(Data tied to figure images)
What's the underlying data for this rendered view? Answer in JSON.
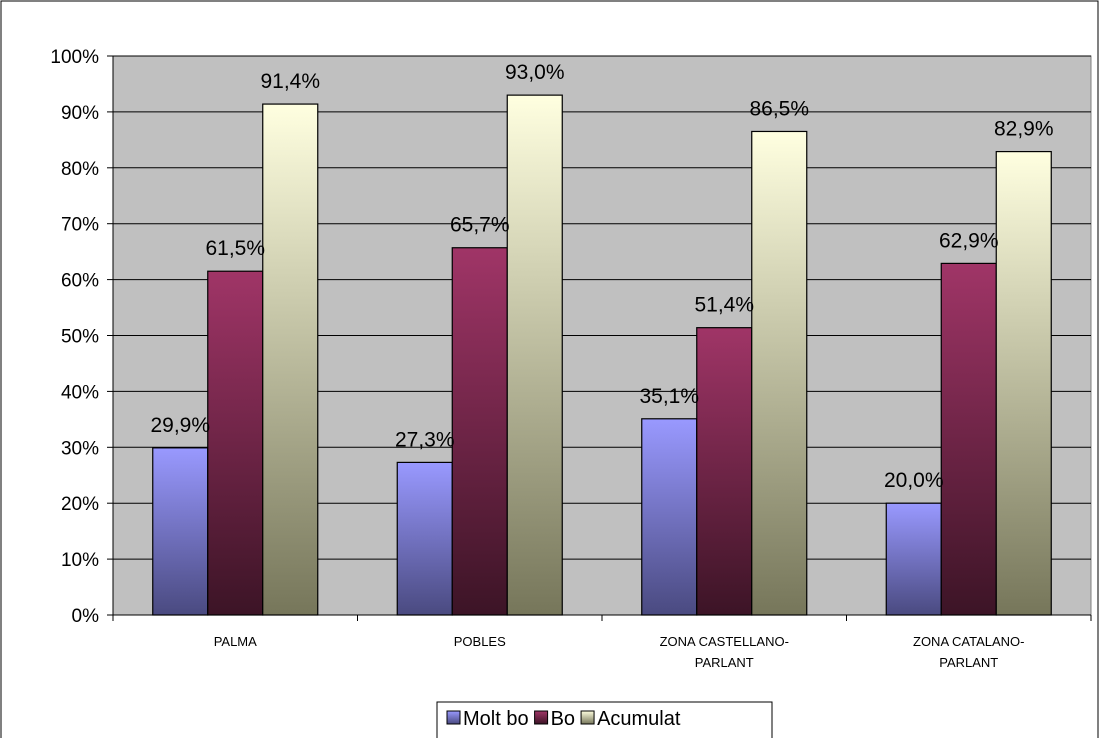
{
  "chart_data": {
    "type": "bar",
    "categories": [
      [
        "PALMA"
      ],
      [
        "POBLES"
      ],
      [
        "ZONA CASTELLANO-",
        "PARLANT"
      ],
      [
        "ZONA CATALANO-",
        "PARLANT"
      ]
    ],
    "series": [
      {
        "name": "Molt bo",
        "values": [
          29.9,
          27.3,
          35.1,
          20.0
        ],
        "labels": [
          "29,9%",
          "27,3%",
          "35,1%",
          "20,0%"
        ],
        "color_top": "#9999ff",
        "color_bottom": "#4a4a80"
      },
      {
        "name": "Bo",
        "values": [
          61.5,
          65.7,
          51.4,
          62.9
        ],
        "labels": [
          "61,5%",
          "65,7%",
          "51,4%",
          "62,9%"
        ],
        "color_top": "#a03567",
        "color_bottom": "#3c1426"
      },
      {
        "name": "Acumulat",
        "values": [
          91.4,
          93.0,
          86.5,
          82.9
        ],
        "labels": [
          "91,4%",
          "93,0%",
          "86,5%",
          "82,9%"
        ],
        "color_top": "#ffffe0",
        "color_bottom": "#76765a"
      }
    ],
    "ylim": [
      0,
      100
    ],
    "yticks": [
      "0%",
      "10%",
      "20%",
      "30%",
      "40%",
      "50%",
      "60%",
      "70%",
      "80%",
      "90%",
      "100%"
    ],
    "grid": true,
    "plot_background": "#c0c0c0",
    "legend_position": "bottom"
  }
}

Task prompt. Write out the whole listing again, exactly, with no pictures.

Written solution.
What's the underlying data for this rendered view? Answer in JSON.
{
  "chart_data": {
    "type": "bar",
    "categories": [
      [
        "PALMA"
      ],
      [
        "POBLES"
      ],
      [
        "ZONA CASTELLANO-",
        "PARLANT"
      ],
      [
        "ZONA CATALANO-",
        "PARLANT"
      ]
    ],
    "series": [
      {
        "name": "Molt bo",
        "values": [
          29.9,
          27.3,
          35.1,
          20.0
        ],
        "labels": [
          "29,9%",
          "27,3%",
          "35,1%",
          "20,0%"
        ],
        "color_top": "#9999ff",
        "color_bottom": "#4a4a80"
      },
      {
        "name": "Bo",
        "values": [
          61.5,
          65.7,
          51.4,
          62.9
        ],
        "labels": [
          "61,5%",
          "65,7%",
          "51,4%",
          "62,9%"
        ],
        "color_top": "#a03567",
        "color_bottom": "#3c1426"
      },
      {
        "name": "Acumulat",
        "values": [
          91.4,
          93.0,
          86.5,
          82.9
        ],
        "labels": [
          "91,4%",
          "93,0%",
          "86,5%",
          "82,9%"
        ],
        "color_top": "#ffffe0",
        "color_bottom": "#76765a"
      }
    ],
    "ylim": [
      0,
      100
    ],
    "yticks": [
      "0%",
      "10%",
      "20%",
      "30%",
      "40%",
      "50%",
      "60%",
      "70%",
      "80%",
      "90%",
      "100%"
    ],
    "grid": true,
    "plot_background": "#c0c0c0",
    "legend_position": "bottom"
  }
}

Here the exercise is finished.